* PROMPT
Retype every entry word for word.

-- begin --

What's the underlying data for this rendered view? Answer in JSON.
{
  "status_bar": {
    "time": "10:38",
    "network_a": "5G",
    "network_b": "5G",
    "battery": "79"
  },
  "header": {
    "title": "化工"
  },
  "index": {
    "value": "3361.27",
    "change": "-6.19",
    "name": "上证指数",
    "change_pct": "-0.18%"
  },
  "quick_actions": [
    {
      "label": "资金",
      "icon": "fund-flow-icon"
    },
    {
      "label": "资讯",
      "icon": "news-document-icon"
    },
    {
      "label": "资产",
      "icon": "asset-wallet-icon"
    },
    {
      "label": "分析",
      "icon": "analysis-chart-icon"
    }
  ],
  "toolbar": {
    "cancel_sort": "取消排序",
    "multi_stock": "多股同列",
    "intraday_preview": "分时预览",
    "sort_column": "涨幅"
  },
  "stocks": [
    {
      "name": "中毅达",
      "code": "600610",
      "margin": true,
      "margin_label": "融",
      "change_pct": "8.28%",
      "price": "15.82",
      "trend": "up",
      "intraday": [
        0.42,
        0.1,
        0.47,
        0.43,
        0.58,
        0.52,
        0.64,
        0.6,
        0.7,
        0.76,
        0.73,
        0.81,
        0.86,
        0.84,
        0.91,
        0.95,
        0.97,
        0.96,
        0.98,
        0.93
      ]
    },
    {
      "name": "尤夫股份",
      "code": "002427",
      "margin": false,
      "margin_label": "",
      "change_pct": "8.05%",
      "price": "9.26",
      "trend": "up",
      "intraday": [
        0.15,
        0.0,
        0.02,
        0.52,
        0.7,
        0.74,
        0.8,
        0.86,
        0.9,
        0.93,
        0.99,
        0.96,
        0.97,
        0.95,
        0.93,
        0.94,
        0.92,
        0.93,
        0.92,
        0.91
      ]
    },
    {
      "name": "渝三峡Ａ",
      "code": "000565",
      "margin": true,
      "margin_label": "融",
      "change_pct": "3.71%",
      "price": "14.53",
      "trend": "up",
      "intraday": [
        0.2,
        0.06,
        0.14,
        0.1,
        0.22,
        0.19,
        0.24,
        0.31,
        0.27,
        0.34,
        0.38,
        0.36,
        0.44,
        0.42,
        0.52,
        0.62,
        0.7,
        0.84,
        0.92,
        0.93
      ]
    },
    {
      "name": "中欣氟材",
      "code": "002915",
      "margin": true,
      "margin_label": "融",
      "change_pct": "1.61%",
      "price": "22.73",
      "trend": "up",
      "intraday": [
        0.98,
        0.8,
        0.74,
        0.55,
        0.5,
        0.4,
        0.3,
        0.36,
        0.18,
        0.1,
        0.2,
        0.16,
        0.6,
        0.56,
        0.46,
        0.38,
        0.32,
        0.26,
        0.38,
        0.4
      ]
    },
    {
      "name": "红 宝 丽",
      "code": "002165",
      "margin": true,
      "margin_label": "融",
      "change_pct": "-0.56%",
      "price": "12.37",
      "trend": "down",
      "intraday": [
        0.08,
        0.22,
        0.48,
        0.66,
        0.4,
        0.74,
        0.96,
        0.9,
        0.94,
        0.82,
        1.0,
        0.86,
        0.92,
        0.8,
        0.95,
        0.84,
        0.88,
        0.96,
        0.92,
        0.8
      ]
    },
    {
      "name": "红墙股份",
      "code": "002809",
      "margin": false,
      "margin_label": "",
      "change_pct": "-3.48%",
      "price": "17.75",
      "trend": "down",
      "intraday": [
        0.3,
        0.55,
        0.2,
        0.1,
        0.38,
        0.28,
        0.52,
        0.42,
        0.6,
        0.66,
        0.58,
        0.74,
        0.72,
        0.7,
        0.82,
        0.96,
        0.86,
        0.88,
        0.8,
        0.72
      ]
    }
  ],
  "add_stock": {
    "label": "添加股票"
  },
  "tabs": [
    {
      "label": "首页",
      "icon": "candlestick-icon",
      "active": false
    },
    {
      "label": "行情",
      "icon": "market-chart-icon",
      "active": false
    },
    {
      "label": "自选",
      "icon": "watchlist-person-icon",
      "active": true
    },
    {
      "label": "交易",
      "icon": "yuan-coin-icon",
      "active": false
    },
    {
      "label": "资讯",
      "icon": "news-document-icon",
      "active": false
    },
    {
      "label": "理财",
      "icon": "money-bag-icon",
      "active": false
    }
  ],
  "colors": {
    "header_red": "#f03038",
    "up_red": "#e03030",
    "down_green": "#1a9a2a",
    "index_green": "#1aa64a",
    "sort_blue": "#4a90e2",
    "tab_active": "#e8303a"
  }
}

-- end --

* WRITTEN RESPONSE
What's the underlying data for this rendered view? Answer in JSON.
{
  "status_bar": {
    "time": "10:38",
    "network_a": "5G",
    "network_b": "5G",
    "battery": "79"
  },
  "header": {
    "title": "化工"
  },
  "index": {
    "value": "3361.27",
    "change": "-6.19",
    "name": "上证指数",
    "change_pct": "-0.18%"
  },
  "quick_actions": [
    {
      "label": "资金",
      "icon": "fund-flow-icon"
    },
    {
      "label": "资讯",
      "icon": "news-document-icon"
    },
    {
      "label": "资产",
      "icon": "asset-wallet-icon"
    },
    {
      "label": "分析",
      "icon": "analysis-chart-icon"
    }
  ],
  "toolbar": {
    "cancel_sort": "取消排序",
    "multi_stock": "多股同列",
    "intraday_preview": "分时预览",
    "sort_column": "涨幅"
  },
  "stocks": [
    {
      "name": "中毅达",
      "code": "600610",
      "margin": true,
      "margin_label": "融",
      "change_pct": "8.28%",
      "price": "15.82",
      "trend": "up",
      "intraday": [
        0.42,
        0.1,
        0.47,
        0.43,
        0.58,
        0.52,
        0.64,
        0.6,
        0.7,
        0.76,
        0.73,
        0.81,
        0.86,
        0.84,
        0.91,
        0.95,
        0.97,
        0.96,
        0.98,
        0.93
      ]
    },
    {
      "name": "尤夫股份",
      "code": "002427",
      "margin": false,
      "margin_label": "",
      "change_pct": "8.05%",
      "price": "9.26",
      "trend": "up",
      "intraday": [
        0.15,
        0.0,
        0.02,
        0.52,
        0.7,
        0.74,
        0.8,
        0.86,
        0.9,
        0.93,
        0.99,
        0.96,
        0.97,
        0.95,
        0.93,
        0.94,
        0.92,
        0.93,
        0.92,
        0.91
      ]
    },
    {
      "name": "渝三峡Ａ",
      "code": "000565",
      "margin": true,
      "margin_label": "融",
      "change_pct": "3.71%",
      "price": "14.53",
      "trend": "up",
      "intraday": [
        0.2,
        0.06,
        0.14,
        0.1,
        0.22,
        0.19,
        0.24,
        0.31,
        0.27,
        0.34,
        0.38,
        0.36,
        0.44,
        0.42,
        0.52,
        0.62,
        0.7,
        0.84,
        0.92,
        0.93
      ]
    },
    {
      "name": "中欣氟材",
      "code": "002915",
      "margin": true,
      "margin_label": "融",
      "change_pct": "1.61%",
      "price": "22.73",
      "trend": "up",
      "intraday": [
        0.98,
        0.8,
        0.74,
        0.55,
        0.5,
        0.4,
        0.3,
        0.36,
        0.18,
        0.1,
        0.2,
        0.16,
        0.6,
        0.56,
        0.46,
        0.38,
        0.32,
        0.26,
        0.38,
        0.4
      ]
    },
    {
      "name": "红 宝 丽",
      "code": "002165",
      "margin": true,
      "margin_label": "融",
      "change_pct": "-0.56%",
      "price": "12.37",
      "trend": "down",
      "intraday": [
        0.08,
        0.22,
        0.48,
        0.66,
        0.4,
        0.74,
        0.96,
        0.9,
        0.94,
        0.82,
        1.0,
        0.86,
        0.92,
        0.8,
        0.95,
        0.84,
        0.88,
        0.96,
        0.92,
        0.8
      ]
    },
    {
      "name": "红墙股份",
      "code": "002809",
      "margin": false,
      "margin_label": "",
      "change_pct": "-3.48%",
      "price": "17.75",
      "trend": "down",
      "intraday": [
        0.3,
        0.55,
        0.2,
        0.1,
        0.38,
        0.28,
        0.52,
        0.42,
        0.6,
        0.66,
        0.58,
        0.74,
        0.72,
        0.7,
        0.82,
        0.96,
        0.86,
        0.88,
        0.8,
        0.72
      ]
    }
  ],
  "add_stock": {
    "label": "添加股票"
  },
  "tabs": [
    {
      "label": "首页",
      "icon": "candlestick-icon",
      "active": false
    },
    {
      "label": "行情",
      "icon": "market-chart-icon",
      "active": false
    },
    {
      "label": "自选",
      "icon": "watchlist-person-icon",
      "active": true
    },
    {
      "label": "交易",
      "icon": "yuan-coin-icon",
      "active": false
    },
    {
      "label": "资讯",
      "icon": "news-document-icon",
      "active": false
    },
    {
      "label": "理财",
      "icon": "money-bag-icon",
      "active": false
    }
  ],
  "colors": {
    "header_red": "#f03038",
    "up_red": "#e03030",
    "down_green": "#1a9a2a",
    "index_green": "#1aa64a",
    "sort_blue": "#4a90e2",
    "tab_active": "#e8303a"
  }
}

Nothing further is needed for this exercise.